# PROBLEM STATEMENT
From the listing below, pull out the lines that hold "المعترض".
— start of PROVIDED RECORDS —
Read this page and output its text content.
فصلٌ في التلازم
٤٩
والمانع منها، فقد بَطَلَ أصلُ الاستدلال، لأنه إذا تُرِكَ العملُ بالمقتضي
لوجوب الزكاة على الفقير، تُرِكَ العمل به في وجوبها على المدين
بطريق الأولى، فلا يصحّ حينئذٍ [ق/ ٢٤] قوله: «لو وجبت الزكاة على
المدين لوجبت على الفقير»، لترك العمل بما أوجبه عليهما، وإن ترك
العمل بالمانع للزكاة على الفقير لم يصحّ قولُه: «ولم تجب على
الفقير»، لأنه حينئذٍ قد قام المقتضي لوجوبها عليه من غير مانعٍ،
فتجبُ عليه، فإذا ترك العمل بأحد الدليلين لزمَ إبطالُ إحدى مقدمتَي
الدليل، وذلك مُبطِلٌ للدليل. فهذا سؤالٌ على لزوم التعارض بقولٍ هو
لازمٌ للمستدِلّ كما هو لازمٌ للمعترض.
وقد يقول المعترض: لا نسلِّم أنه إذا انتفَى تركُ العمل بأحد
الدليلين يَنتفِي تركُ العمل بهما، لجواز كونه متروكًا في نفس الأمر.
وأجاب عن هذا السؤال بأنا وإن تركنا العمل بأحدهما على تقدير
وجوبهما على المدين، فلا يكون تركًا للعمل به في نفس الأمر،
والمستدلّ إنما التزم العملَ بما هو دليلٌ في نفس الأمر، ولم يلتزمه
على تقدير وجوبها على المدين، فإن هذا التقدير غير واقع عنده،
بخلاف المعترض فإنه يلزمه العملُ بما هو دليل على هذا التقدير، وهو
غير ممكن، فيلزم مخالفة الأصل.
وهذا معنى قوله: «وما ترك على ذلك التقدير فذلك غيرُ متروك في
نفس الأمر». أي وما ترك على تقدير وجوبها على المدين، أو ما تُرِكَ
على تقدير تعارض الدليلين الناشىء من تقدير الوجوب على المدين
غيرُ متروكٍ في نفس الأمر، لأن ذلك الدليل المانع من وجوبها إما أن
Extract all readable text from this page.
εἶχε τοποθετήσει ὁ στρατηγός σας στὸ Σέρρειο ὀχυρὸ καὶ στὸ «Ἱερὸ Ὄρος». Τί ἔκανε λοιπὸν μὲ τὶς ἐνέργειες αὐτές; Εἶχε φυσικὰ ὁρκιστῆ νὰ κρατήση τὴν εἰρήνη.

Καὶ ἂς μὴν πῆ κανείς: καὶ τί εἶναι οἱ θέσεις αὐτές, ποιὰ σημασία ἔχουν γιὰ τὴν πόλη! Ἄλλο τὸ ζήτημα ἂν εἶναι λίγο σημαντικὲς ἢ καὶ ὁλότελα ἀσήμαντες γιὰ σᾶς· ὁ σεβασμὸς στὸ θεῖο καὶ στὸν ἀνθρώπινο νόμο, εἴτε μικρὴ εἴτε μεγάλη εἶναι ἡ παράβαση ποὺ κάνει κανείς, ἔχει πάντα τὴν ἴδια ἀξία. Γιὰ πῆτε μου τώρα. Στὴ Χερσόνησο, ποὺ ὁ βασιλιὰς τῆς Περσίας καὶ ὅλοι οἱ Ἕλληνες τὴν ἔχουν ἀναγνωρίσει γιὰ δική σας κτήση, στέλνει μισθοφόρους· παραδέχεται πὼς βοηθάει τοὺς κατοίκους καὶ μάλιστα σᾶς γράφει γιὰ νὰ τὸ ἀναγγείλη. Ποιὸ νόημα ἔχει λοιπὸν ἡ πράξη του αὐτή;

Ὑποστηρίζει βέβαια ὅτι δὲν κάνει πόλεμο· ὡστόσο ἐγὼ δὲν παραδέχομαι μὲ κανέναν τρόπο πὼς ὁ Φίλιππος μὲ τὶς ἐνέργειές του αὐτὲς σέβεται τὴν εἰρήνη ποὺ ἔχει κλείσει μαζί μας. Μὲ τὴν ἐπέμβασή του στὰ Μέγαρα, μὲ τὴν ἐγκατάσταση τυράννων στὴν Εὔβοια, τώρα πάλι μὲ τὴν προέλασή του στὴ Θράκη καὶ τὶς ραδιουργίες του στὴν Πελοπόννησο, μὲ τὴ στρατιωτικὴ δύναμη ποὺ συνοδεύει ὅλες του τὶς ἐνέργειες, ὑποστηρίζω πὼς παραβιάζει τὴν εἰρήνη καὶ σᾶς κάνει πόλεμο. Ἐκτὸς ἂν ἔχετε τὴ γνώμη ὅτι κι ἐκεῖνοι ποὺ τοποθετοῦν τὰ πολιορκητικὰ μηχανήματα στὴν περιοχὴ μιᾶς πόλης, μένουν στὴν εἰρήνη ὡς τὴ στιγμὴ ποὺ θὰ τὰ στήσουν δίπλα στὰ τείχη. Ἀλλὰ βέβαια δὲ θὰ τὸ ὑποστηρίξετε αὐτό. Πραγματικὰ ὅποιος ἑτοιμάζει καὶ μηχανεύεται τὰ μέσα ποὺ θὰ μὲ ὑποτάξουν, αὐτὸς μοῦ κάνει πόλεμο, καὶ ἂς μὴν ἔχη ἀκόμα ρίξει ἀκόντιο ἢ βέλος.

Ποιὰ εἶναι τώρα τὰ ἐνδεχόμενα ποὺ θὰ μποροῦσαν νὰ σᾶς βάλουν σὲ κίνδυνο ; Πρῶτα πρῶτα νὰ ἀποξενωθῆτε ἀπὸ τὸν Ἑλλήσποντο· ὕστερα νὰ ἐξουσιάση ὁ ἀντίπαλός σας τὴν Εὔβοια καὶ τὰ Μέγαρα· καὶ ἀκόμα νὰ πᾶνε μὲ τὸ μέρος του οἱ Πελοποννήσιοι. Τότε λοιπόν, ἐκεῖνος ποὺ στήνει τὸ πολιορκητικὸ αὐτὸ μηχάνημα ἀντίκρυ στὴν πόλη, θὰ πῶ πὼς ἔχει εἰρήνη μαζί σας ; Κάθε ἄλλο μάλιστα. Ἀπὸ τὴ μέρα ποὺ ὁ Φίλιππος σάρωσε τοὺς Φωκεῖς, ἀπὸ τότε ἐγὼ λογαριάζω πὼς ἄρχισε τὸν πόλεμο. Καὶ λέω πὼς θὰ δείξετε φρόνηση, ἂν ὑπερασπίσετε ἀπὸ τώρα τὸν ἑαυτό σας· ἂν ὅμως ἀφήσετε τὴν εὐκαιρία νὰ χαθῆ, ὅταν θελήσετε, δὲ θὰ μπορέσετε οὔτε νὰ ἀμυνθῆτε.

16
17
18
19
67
— end of PROVIDED RECORDS —
# RESPONSE
وقد يقول المعترض: لا نسلِّم أنه إذا انتفَى تركُ العمل بأحد
بخلاف المعترض فإنه يلزمه العملُ بما هو دليل على هذا التقدير، وهو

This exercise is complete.